# MATERIALS PROVIDED start

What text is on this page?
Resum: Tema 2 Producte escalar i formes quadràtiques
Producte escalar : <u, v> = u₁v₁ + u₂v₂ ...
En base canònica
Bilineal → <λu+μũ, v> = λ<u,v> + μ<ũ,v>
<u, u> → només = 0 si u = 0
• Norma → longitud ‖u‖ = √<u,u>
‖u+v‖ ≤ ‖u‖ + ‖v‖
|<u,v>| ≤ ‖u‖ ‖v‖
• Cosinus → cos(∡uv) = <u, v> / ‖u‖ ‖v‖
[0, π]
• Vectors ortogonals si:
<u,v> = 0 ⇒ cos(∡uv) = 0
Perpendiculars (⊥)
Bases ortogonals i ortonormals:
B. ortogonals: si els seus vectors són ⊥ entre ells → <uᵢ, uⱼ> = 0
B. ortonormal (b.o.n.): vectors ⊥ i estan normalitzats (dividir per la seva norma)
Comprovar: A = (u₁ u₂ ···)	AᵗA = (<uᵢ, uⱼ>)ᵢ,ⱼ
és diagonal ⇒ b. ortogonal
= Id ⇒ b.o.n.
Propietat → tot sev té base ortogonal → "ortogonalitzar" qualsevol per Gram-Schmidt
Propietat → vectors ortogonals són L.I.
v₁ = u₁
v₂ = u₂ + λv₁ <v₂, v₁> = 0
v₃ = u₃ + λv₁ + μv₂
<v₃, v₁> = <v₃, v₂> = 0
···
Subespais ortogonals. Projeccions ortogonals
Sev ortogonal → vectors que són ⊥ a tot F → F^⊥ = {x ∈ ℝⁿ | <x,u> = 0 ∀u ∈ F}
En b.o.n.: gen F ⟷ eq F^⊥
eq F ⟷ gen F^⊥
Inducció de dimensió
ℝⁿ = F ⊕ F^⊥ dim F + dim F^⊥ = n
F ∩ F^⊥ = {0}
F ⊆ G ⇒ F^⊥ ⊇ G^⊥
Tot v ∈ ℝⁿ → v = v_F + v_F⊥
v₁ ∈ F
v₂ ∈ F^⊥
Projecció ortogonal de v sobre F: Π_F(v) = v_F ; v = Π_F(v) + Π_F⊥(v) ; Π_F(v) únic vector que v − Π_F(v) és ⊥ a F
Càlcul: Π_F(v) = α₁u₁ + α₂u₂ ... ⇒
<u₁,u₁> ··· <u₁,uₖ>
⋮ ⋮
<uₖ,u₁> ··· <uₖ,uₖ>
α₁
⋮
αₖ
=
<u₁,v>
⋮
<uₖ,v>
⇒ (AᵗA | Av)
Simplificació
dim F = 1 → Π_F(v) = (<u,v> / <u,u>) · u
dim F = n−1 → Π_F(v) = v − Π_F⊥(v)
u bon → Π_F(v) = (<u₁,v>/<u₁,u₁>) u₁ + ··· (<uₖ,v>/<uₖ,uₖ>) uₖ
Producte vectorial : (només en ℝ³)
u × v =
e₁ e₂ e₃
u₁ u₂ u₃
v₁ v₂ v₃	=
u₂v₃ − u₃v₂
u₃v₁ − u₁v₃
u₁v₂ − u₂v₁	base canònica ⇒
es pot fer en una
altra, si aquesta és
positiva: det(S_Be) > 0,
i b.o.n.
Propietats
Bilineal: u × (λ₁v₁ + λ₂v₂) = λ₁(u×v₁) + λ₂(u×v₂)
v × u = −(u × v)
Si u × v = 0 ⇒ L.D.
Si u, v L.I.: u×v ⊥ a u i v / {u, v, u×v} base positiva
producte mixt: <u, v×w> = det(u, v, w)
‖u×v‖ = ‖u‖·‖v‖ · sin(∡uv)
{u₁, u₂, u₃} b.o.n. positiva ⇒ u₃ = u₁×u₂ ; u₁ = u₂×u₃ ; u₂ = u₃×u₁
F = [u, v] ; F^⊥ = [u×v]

# MATERIALS PROVIDED end

▸ **PROMPT**:
Gather from the entries above all lines that include the string "canònica".

▸ **ANSWER BELOW**:
En base canònica
u₁v₂ − u₂v₁	base canònica ⇒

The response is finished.